═══ Recorded data ═══

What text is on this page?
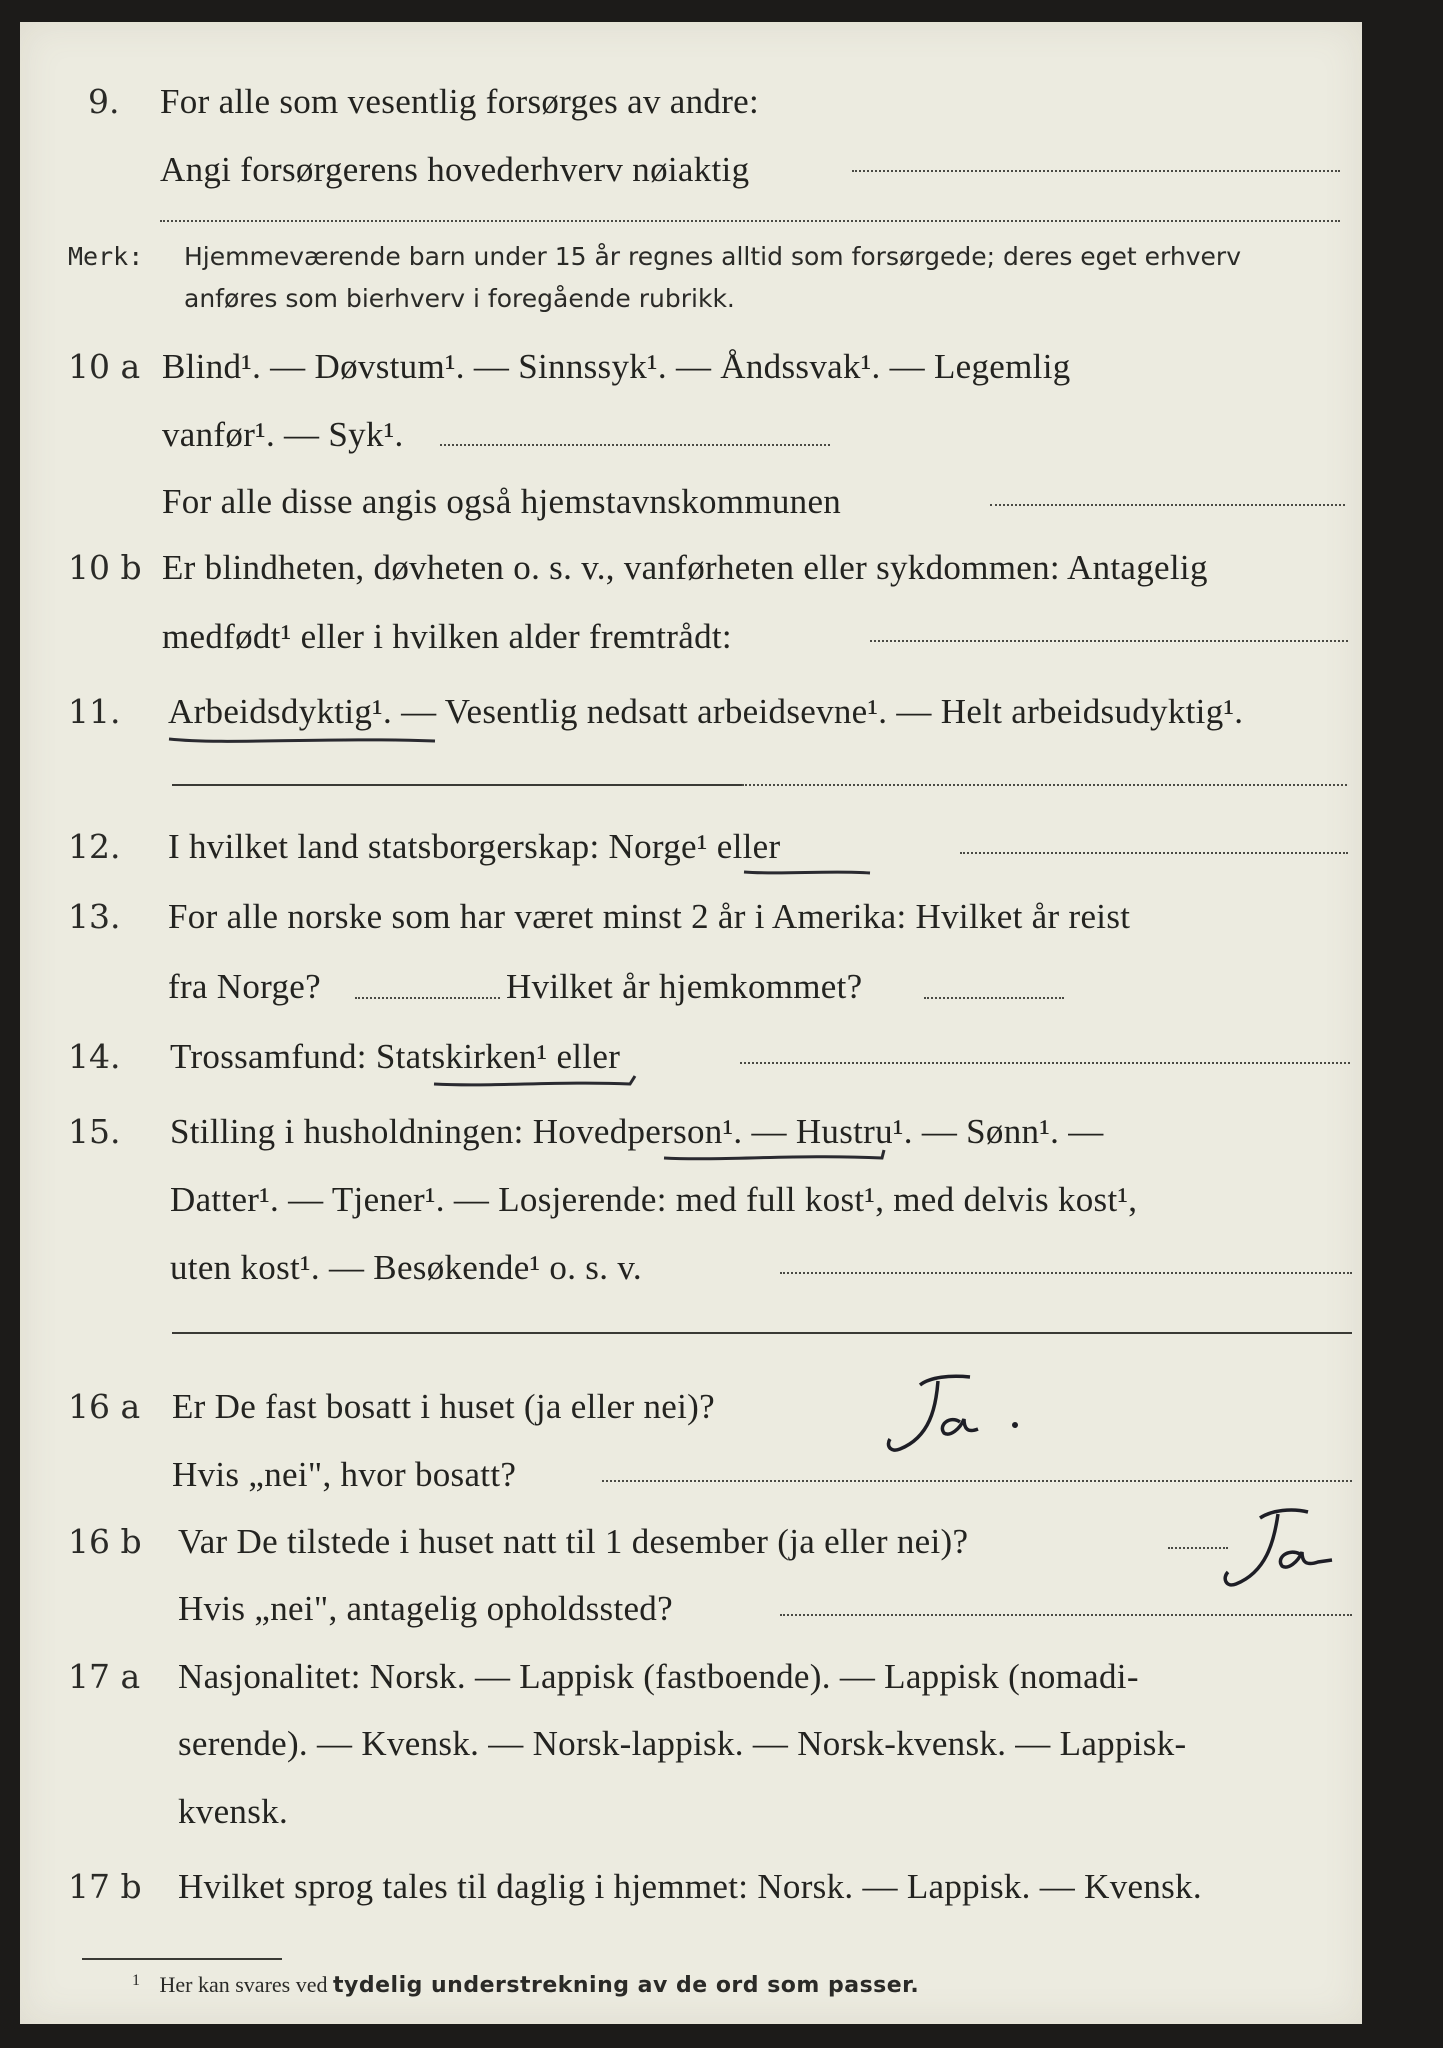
9. For alle som vesentlig forsørges av andre:
Angi forsørgerens hovederhverv nøiaktig
Merk: Hjemmeværende barn under 15 år regnes alltid som forsørgede; deres eget erhverv
anføres som bierhverv i foregående rubrikk.
10 a Blind¹. — Døvstum¹. — Sinnssyk¹. — Åndssvak¹. — Legemlig
vanfør¹. — Syk¹.
For alle disse angis også hjemstavnskommunen
10 b Er blindheten, døvheten o. s. v., vanførheten eller sykdommen: Antagelig
medfødt¹ eller i hvilken alder fremtrådt:
11. Arbeidsdyktig¹. — Vesentlig nedsatt arbeidsevne¹. — Helt arbeidsudyktig¹.
12. I hvilket land statsborgerskap: Norge¹ eller
13. For alle norske som har været minst 2 år i Amerika: Hvilket år reist
fra Norge?	Hvilket år hjemkommet?
14. Trossamfund: Statskirken¹ eller
15. Stilling i husholdningen: Hovedperson¹. — Hustru¹. — Sønn¹. —
Datter¹. — Tjener¹. — Losjerende: med full kost¹, med delvis kost¹,
uten kost¹. — Besøkende¹ o. s. v.
16 a Er De fast bosatt i huset (ja eller nei)?
Hvis „nei", hvor bosatt?
16 b Var De tilstede i huset natt til 1 desember (ja eller nei)?
Hvis „nei", antagelig opholdssted?
17 a Nasjonalitet: Norsk. — Lappisk (fastboende). — Lappisk (nomadi-
serende). — Kvensk. — Norsk-lappisk. — Norsk-kvensk. — Lappisk-
kvensk.
17 b Hvilket sprog tales til daglig i hjemmet: Norsk. — Lappisk. — Kvensk.
$^1$ Her kan svares ved tydelig understrekning av de ord som passer.
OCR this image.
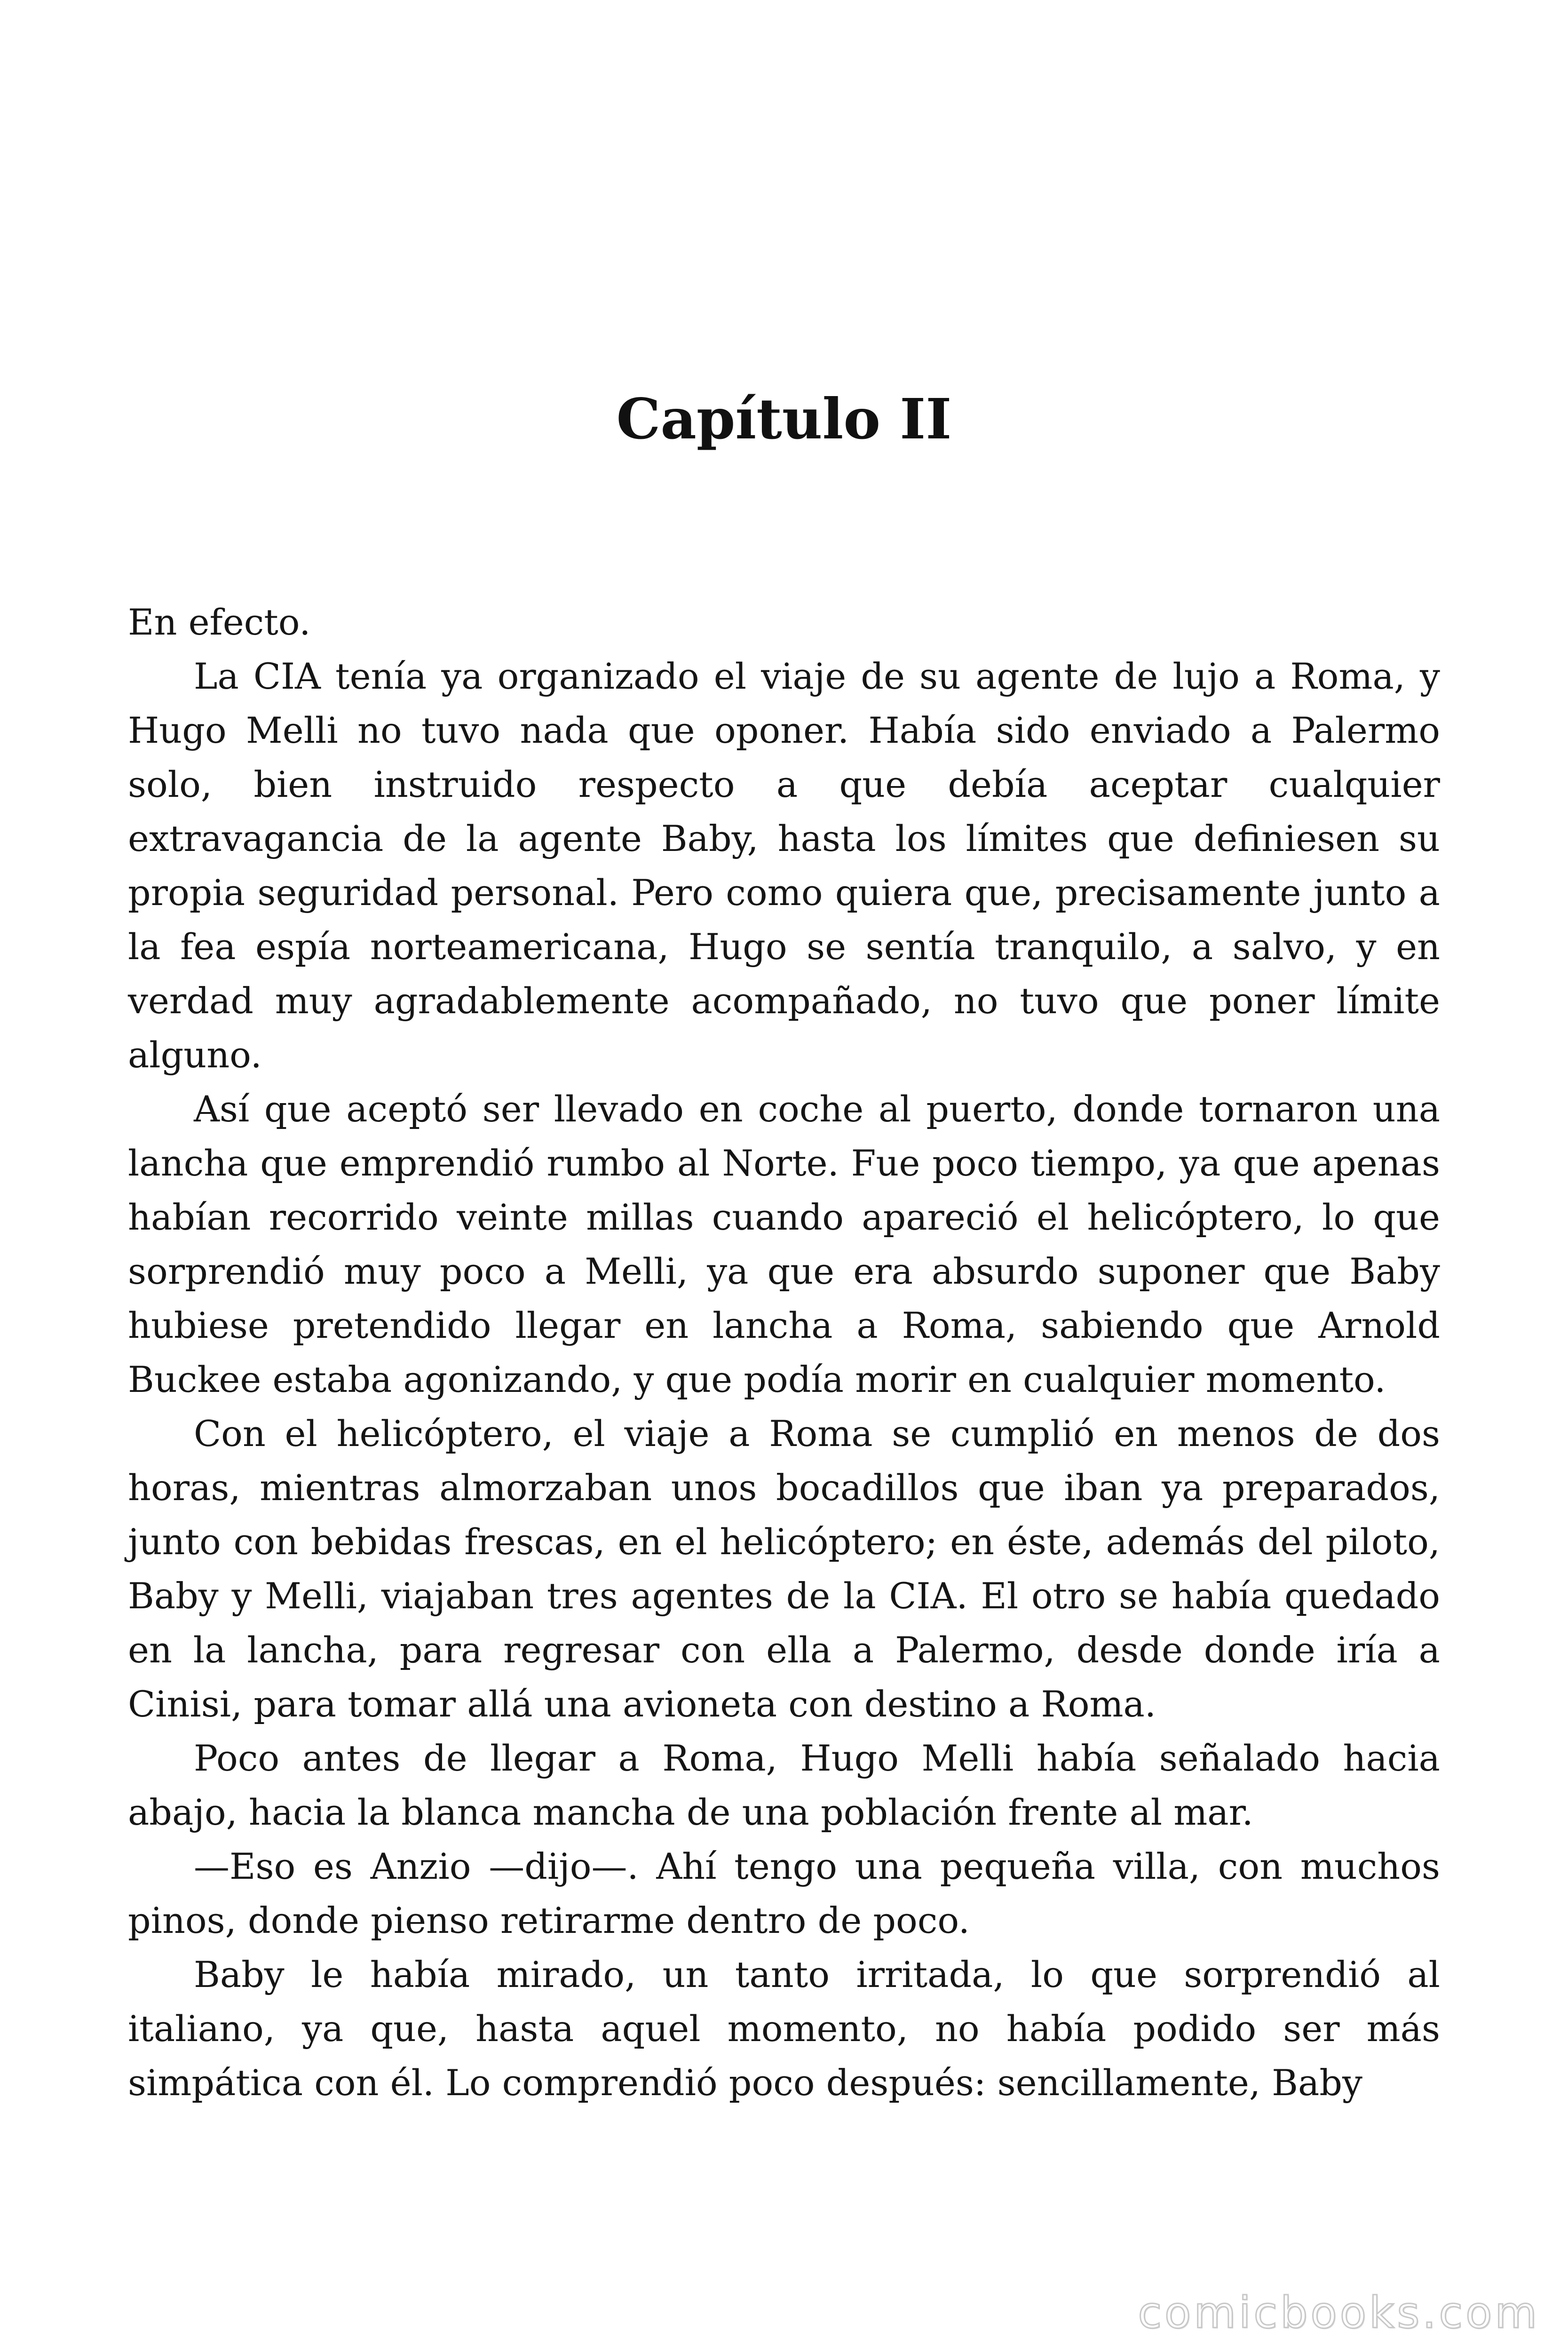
Capítulo II

En efecto.

La CIA tenía ya organizado el viaje de su agente de lujo a Roma, y Hugo Melli no tuvo nada que oponer. Había sido enviado a Palermo solo, bien instruido respecto a que debía aceptar cualquier extravagancia de la agente Baby, hasta los límites que definiesen su propia seguridad personal. Pero como quiera que, precisamente junto a la fea espía norteamericana, Hugo se sentía tranquilo, a salvo, y en verdad muy agradablemente acompañado, no tuvo que poner límite alguno.

Así que aceptó ser llevado en coche al puerto, donde tornaron una lancha que emprendió rumbo al Norte. Fue poco tiempo, ya que apenas habían recorrido veinte millas cuando apareció el helicóptero, lo que sorprendió muy poco a Melli, ya que era absurdo suponer que Baby hubiese pretendido llegar en lancha a Roma, sabiendo que Arnold Buckee estaba agonizando, y que podía morir en cualquier momento.

Con el helicóptero, el viaje a Roma se cumplió en menos de dos horas, mientras almorzaban unos bocadillos que iban ya preparados, junto con bebidas frescas, en el helicóptero; en éste, además del piloto, Baby y Melli, viajaban tres agentes de la CIA. El otro se había quedado en la lancha, para regresar con ella a Palermo, desde donde iría a Cinisi, para tomar allá una avioneta con destino a Roma.

Poco antes de llegar a Roma, Hugo Melli había señalado hacia abajo, hacia la blanca mancha de una población frente al mar.

—Eso es Anzio —dijo—. Ahí tengo una pequeña villa, con muchos pinos, donde pienso retirarme dentro de poco.

Baby le había mirado, un tanto irritada, lo que sorprendió al italiano, ya que, hasta aquel momento, no había podido ser más simpática con él. Lo comprendió poco después: sencillamente, Baby

comicbooks.com
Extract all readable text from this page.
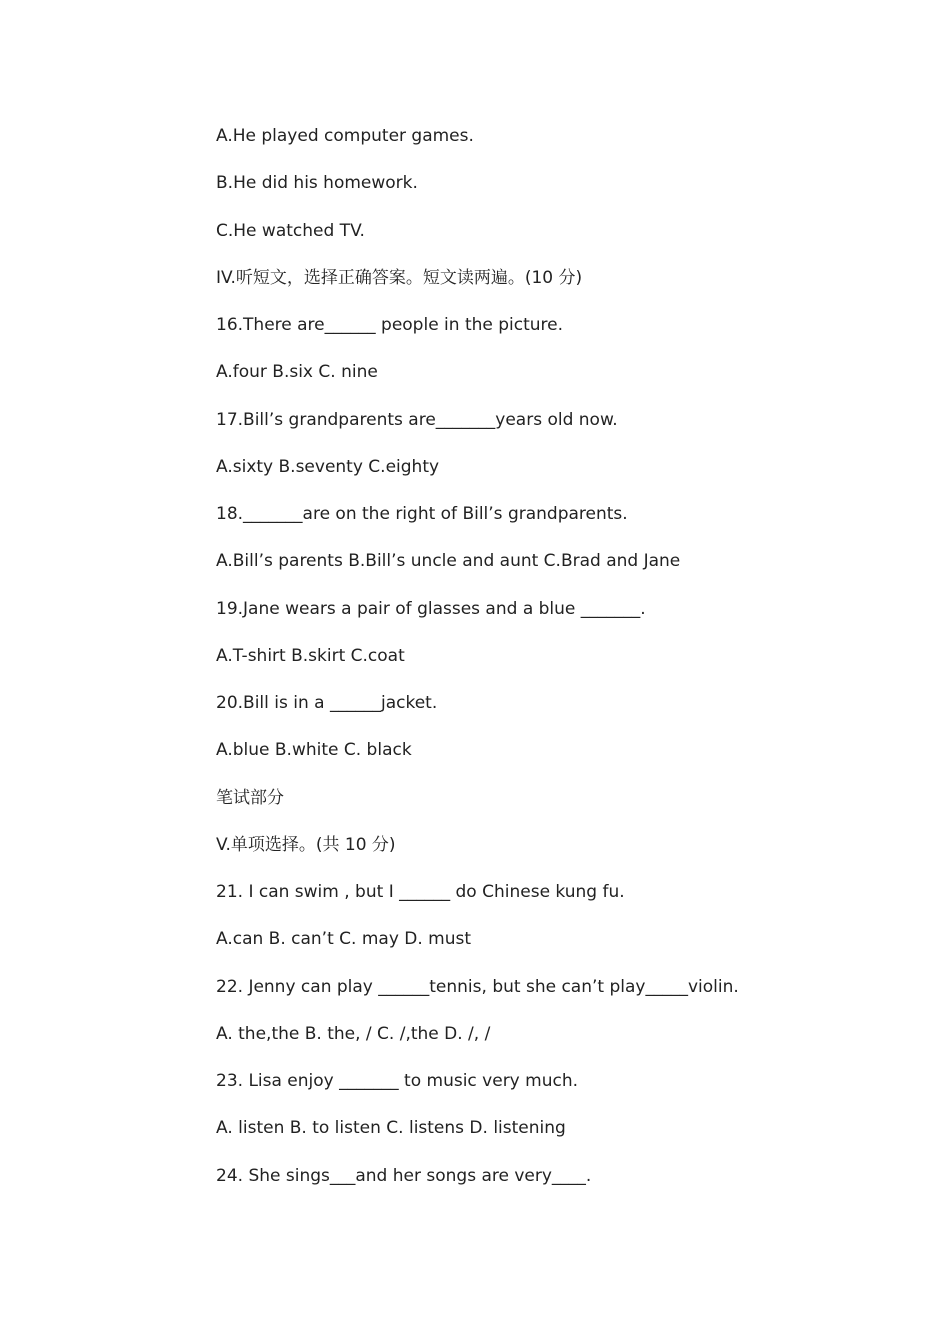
A.He played computer games.
B.He did his homework.
C.He watched TV.
IV.听短文，选择正确答案。短文读两遍。(10 分)
16.There are______ people in the picture.
A.four B.six C. nine
17.Bill’s grandparents are_______years old now.
A.sixty B.seventy C.eighty
18._______are on the right of Bill’s grandparents.
A.Bill’s parents B.Bill’s uncle and aunt C.Brad and Jane
19.Jane wears a pair of glasses and a blue _______.
A.T-shirt B.skirt C.coat
20.Bill is in a ______jacket.
A.blue B.white C. black
笔试部分
V.单项选择。(共 10 分)
21. I can swim , but I ______ do Chinese kung fu.
A.can B. can’t C. may D. must
22. Jenny can play ______tennis, but she can’t play_____violin.
A. the,the B. the, / C. /,the D. /, /
23. Lisa enjoy _______ to music very much.
A. listen B. to listen C. listens D. listening
24. She sings___and her songs are very____.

═══

What is required> Repeat the records in full, exactly as they appear, without the pictures.

Task output>
What text is on this page?
9. For alle som vesentlig forsørges av andre:
Angi forsørgerens hovederhverv nøiaktig
Merk: Hjemmeværende barn under 15 år regnes alltid som forsørgede; deres eget erhverv
anføres som bierhverv i foregående rubrikk.
10 a Blind¹. — Døvstum¹. — Sinnssyk¹. — Åndssvak¹. — Legemlig
vanfør¹. — Syk¹.
For alle disse angis også hjemstavnskommunen
10 b Er blindheten, døvheten o. s. v., vanførheten eller sykdommen: Antagelig
medfødt¹ eller i hvilken alder fremtrådt:
11. Arbeidsdyktig¹. — Vesentlig nedsatt arbeidsevne¹. — Helt arbeidsudyktig¹.
12. I hvilket land statsborgerskap: Norge¹ eller
13. For alle norske som har været minst 2 år i Amerika: Hvilket år reist
fra Norge?	Hvilket år hjemkommet?
14. Trossamfund: Statskirken¹ eller
15. Stilling i husholdningen: Hovedperson¹. — Hustru¹. — Sønn¹. —
Datter¹. — Tjener¹. — Losjerende: med full kost¹, med delvis kost¹,
uten kost¹. — Besøkende¹ o. s. v.
16 a Er De fast bosatt i huset (ja eller nei)?
Hvis „nei", hvor bosatt?
16 b Var De tilstede i huset natt til 1 desember (ja eller nei)?
Hvis „nei", antagelig opholdssted?
17 a Nasjonalitet: Norsk. — Lappisk (fastboende). — Lappisk (nomadi-
serende). — Kvensk. — Norsk-lappisk. — Norsk-kvensk. — Lappisk-
kvensk.
17 b Hvilket sprog tales til daglig i hjemmet: Norsk. — Lappisk. — Kvensk.
$^1$ Her kan svares ved tydelig understrekning av de ord som passer.
OCR this image.
Capítulo II

En efecto.

La CIA tenía ya organizado el viaje de su agente de lujo a Roma, y Hugo Melli no tuvo nada que oponer. Había sido enviado a Palermo solo, bien instruido respecto a que debía aceptar cualquier extravagancia de la agente Baby, hasta los límites que definiesen su propia seguridad personal. Pero como quiera que, precisamente junto a la fea espía norteamericana, Hugo se sentía tranquilo, a salvo, y en verdad muy agradablemente acompañado, no tuvo que poner límite alguno.

Así que aceptó ser llevado en coche al puerto, donde tornaron una lancha que emprendió rumbo al Norte. Fue poco tiempo, ya que apenas habían recorrido veinte millas cuando apareció el helicóptero, lo que sorprendió muy poco a Melli, ya que era absurdo suponer que Baby hubiese pretendido llegar en lancha a Roma, sabiendo que Arnold Buckee estaba agonizando, y que podía morir en cualquier momento.

Con el helicóptero, el viaje a Roma se cumplió en menos de dos horas, mientras almorzaban unos bocadillos que iban ya preparados, junto con bebidas frescas, en el helicóptero; en éste, además del piloto, Baby y Melli, viajaban tres agentes de la CIA. El otro se había quedado en la lancha, para regresar con ella a Palermo, desde donde iría a Cinisi, para tomar allá una avioneta con destino a Roma.

Poco antes de llegar a Roma, Hugo Melli había señalado hacia abajo, hacia la blanca mancha de una población frente al mar.

—Eso es Anzio —dijo—. Ahí tengo una pequeña villa, con muchos pinos, donde pienso retirarme dentro de poco.

Baby le había mirado, un tanto irritada, lo que sorprendió al italiano, ya que, hasta aquel momento, no había podido ser más simpática con él. Lo comprendió poco después: sencillamente, Baby

comicbooks.com
Extract all readable text from this page.
A.He played computer games.
B.He did his homework.
C.He watched TV.
IV.听短文，选择正确答案。短文读两遍。(10 分)
16.There are______ people in the picture.
A.four B.six C. nine
17.Bill’s grandparents are_______years old now.
A.sixty B.seventy C.eighty
18._______are on the right of Bill’s grandparents.
A.Bill’s parents B.Bill’s uncle and aunt C.Brad and Jane
19.Jane wears a pair of glasses and a blue _______.
A.T-shirt B.skirt C.coat
20.Bill is in a ______jacket.
A.blue B.white C. black
笔试部分
V.单项选择。(共 10 分)
21. I can swim , but I ______ do Chinese kung fu.
A.can B. can’t C. may D. must
22. Jenny can play ______tennis, but she can’t play_____violin.
A. the,the B. the, / C. /,the D. /, /
23. Lisa enjoy _______ to music very much.
A. listen B. to listen C. listens D. listening
24. She sings___and her songs are very____.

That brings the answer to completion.